#### TEXT PASSAGE
Here are the questions asked:
How are you involved with Digital Asset Management?
How does a distributor of creative products use Digital Asset Management?
What are the biggest challenges and successes you’ve seen with Digital Asset Management?
What advice would you like to share with DAM professionals and people aspiring to become DAM professionals?
Transcript:
Henrik de Gyor (00:00): This is Another DAM Podcast about Digital Asset Management. I’m Henrik de Gyor. Today, I’m speaking with Iqvinder Singh. How are you?
Iqvinder Singh (00:09): I’m great. How are you?
Henrik de Gyor (00:10): Great. Iqvinder, How are you involved with digital asset management?
Iqvinder Singh (00:14): I’m the DAM Librarian and Taxonomist for one of the country’s largest art supplier. MacPherson’s are based out of Emeryville, California. So my role is to manage all the assets associated with our over hundred thousand products. So our products are distributed through companies like Michaels, Blick Art and thousands of other art retailers across the country. And I basically activate three areas and in the DAM ecosystems. So I manage the day to day asset management. I define the taxonomy. I also manage the eCommerce business that comes out live on sites like Amazon and walmart.com. So that’s kind of what I do digital asset management.
Henrik de Gyor (01:12): Iqvinder, how does a distributor of creative products use digital asset management?
Iqvinder Singh (01:17): We get digital assets from many different sources. The main one is we get the product imagery directly from our manufacturers. So they send us anything and training videos through actual product photography. And then, we take those assets, we bounce it against our brand standards to make sure that it aligns with what we need to publish for our retailers. And at times, we also do our own in house photography and video to make sure that we have the needs for anything that a supplier or our vendors can supply to us. So we take the products and then we send it out to companies like Michaels, they might have needs for their catalogs. They might have needs for their social media. They might have needs for their website. And each one of these thousands of retailers across the country, they might have unique needs, which might be, you know, different in size, you know, some, it’s like a product from one angles. Others like it from a different angle, some prefer videos, you know, some prefer JPEGs and PDFs and TIFs and all kinds of different attributes. In our DAM we have total of, I would say, close to 200 different attributes tied to each product. So anytime a retailer comes back to us and say, Hey, we need the following for this particular product, we can easily automate that process and send them exactly what they need. And so, you know, at one point all of this was done manually, but we have the tools where we can output all this information automatically and we can do it for thousands of items at once.
########
> SHORT PROBLEM A: Turn the records, from the first line through the line containing "radio-1-year[interactable] (92, 316, 130, 354)", into a Markdown table with the columns Row and Line, leaving out any blank lines.
#### EXTRACTED MATERIAL
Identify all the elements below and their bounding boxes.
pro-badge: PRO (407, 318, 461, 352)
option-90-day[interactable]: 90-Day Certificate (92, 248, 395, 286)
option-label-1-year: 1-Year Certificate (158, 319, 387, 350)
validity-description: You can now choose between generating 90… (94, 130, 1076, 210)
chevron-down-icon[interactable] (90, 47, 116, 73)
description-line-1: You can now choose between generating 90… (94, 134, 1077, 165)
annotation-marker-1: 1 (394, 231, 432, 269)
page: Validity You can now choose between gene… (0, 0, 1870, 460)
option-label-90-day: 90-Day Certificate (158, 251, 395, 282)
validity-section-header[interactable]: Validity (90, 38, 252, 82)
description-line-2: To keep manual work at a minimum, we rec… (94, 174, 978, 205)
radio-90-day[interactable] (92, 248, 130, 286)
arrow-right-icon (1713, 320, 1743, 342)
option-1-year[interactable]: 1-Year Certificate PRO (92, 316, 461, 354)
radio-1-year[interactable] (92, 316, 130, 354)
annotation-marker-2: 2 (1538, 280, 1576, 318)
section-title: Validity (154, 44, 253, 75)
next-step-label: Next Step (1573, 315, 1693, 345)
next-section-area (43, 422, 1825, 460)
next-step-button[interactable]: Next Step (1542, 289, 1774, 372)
########
> SHORT PROBLEM B: Reproduce word for word the part of the podcast interview that opens with the words "Henrik de Gyor (00:10): Great." and closes with "do digital asset management.".

> FINISHED ANSWER A:
| Row | Line |
|---|---|
| 1 | Identify all the elements below and their bounding boxes. |
| 2 | pro-badge: PRO (407, 318, 461, 352) |
| 3 | option-90-day[interactable]: 90-Day Certificate (92, 248, 395, 286) |
| 4 | option-label-1-year: 1-Year Certificate (158, 319, 387, 350) |
| 5 | validity-description: You can now choose between generating 90… (94, 130, 1076, 210) |
| 6 | chevron-down-icon[interactable] (90, 47, 116, 73) |
| 7 | description-line-1: You can now choose between generating 90… (94, 134, 1077, 165) |
| 8 | annotation-marker-1: 1 (394, 231, 432, 269) |
| 9 | page: Validity You can now choose between gene… (0, 0, 1870, 460) |
| 10 | option-label-90-day: 90-Day Certificate (158, 251, 395, 282) |
| 11 | validity-section-header[interactable]: Validity (90, 38, 252, 82) |
| 12 | description-line-2: To keep manual work at a minimum, we rec… (94, 174, 978, 205) |
| 13 | radio-90-day[interactable] (92, 248, 130, 286) |
| 14 | arrow-right-icon (1713, 320, 1743, 342) |
| 15 | option-1-year[interactable]: 1-Year Certificate PRO (92, 316, 461, 354) |
| 16 | radio-1-year[interactable] (92, 316, 130, 354) |

> FINISHED ANSWER B:
Henrik de Gyor (00:10): Great. Iqvinder, How are you involved with digital asset management?
Iqvinder Singh (00:14): I’m the DAM Librarian and Taxonomist for one of the country’s largest art supplier. MacPherson’s are based out of Emeryville, California. So my role is to manage all the assets associated with our over hundred thousand products. So our products are distributed through companies like Michaels, Blick Art and thousands of other art retailers across the country. And I basically activate three areas and in the DAM ecosystems. So I manage the day to day asset management. I define the taxonomy. I also manage the eCommerce business that comes out live on sites like Amazon and walmart.com. So that’s kind of what I do digital asset management.